## OBJECTIVE
Type out all the records word for word. Any pictures are to be left out.

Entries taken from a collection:
--*--

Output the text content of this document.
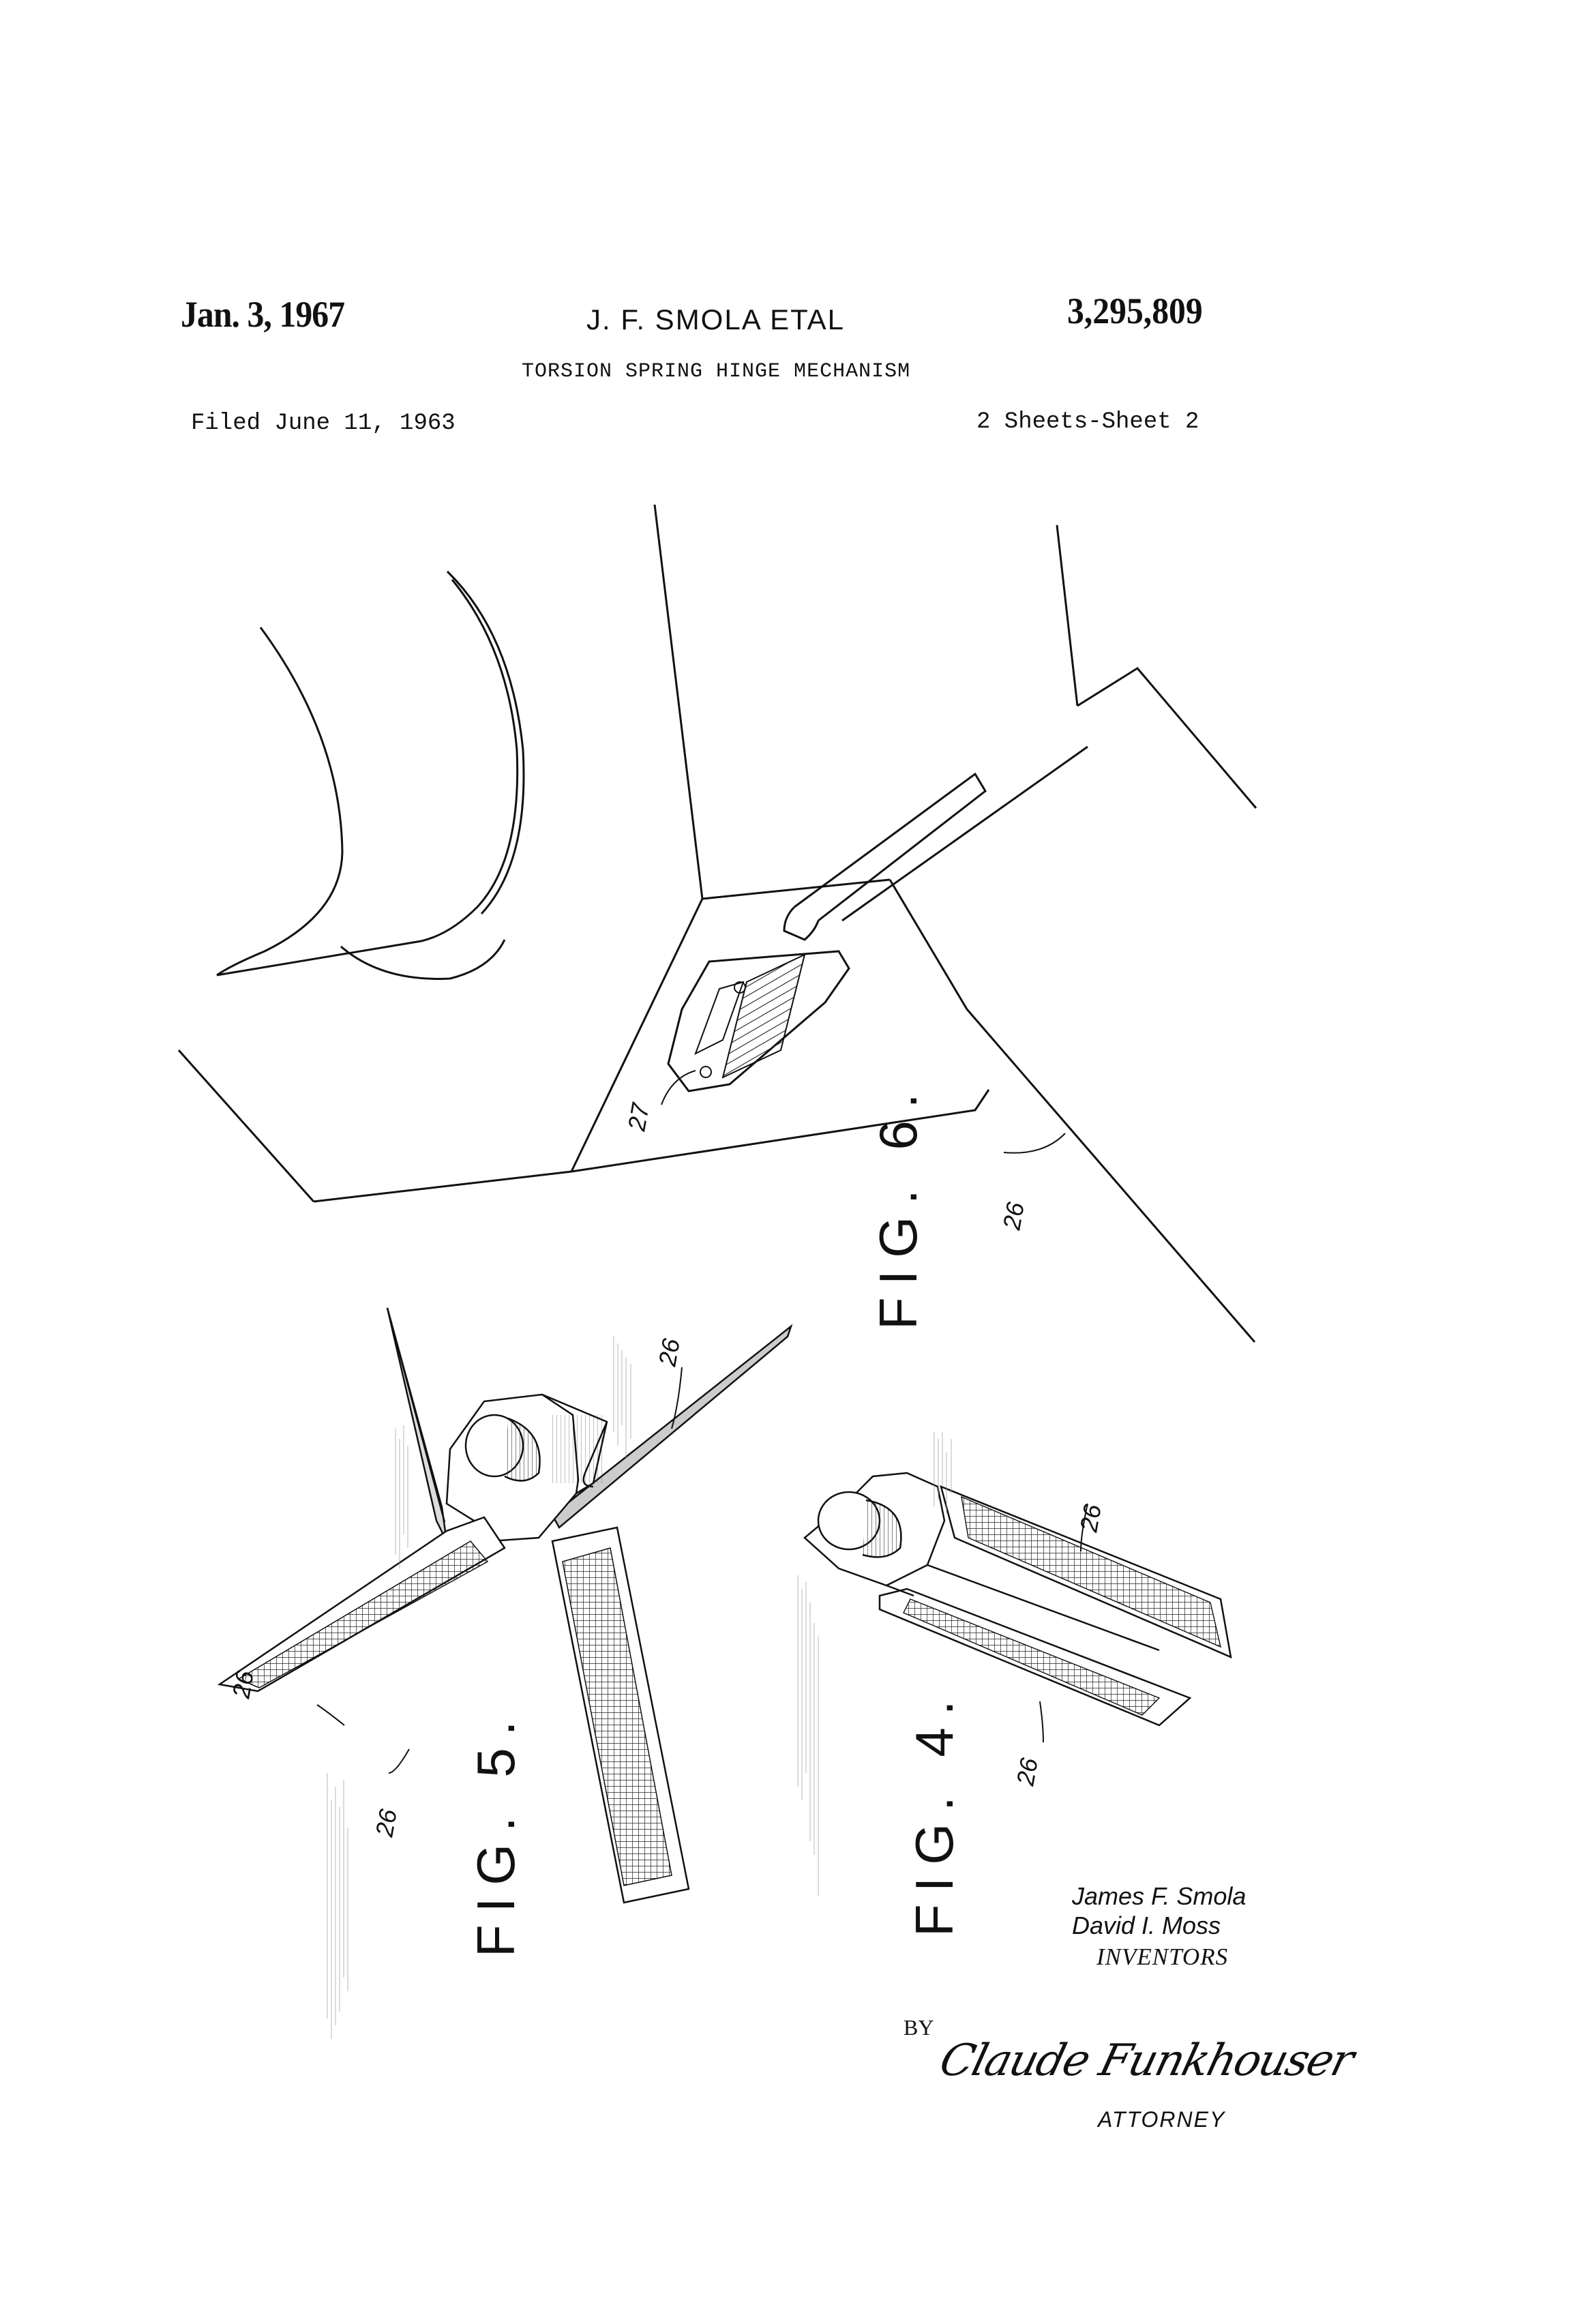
Jan. 3, 1967	J. F. SMOLA ETAL	3,295,809
TORSION SPRING HINGE MECHANISM
Filed June 11, 1963	2 Sheets-Sheet 2
27
26
26
26
26
26
26
FIG. 6.
FIG. 5.	FIG. 4.	James F. Smola
David I. Moss
INVENTORS
BY
Claude Funkhouser
ATTORNEY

--*--

## REPLY
Output the text content of this document.
Jan. 3, 1967	J. F. SMOLA ETAL	3,295,809
TORSION SPRING HINGE MECHANISM
Filed June 11, 1963	2 Sheets-Sheet 2
27
26
26
26
26
26
26
FIG. 6.
FIG. 5.	FIG. 4.	James F. Smola
David I. Moss
INVENTORS
BY
Claude Funkhouser
ATTORNEY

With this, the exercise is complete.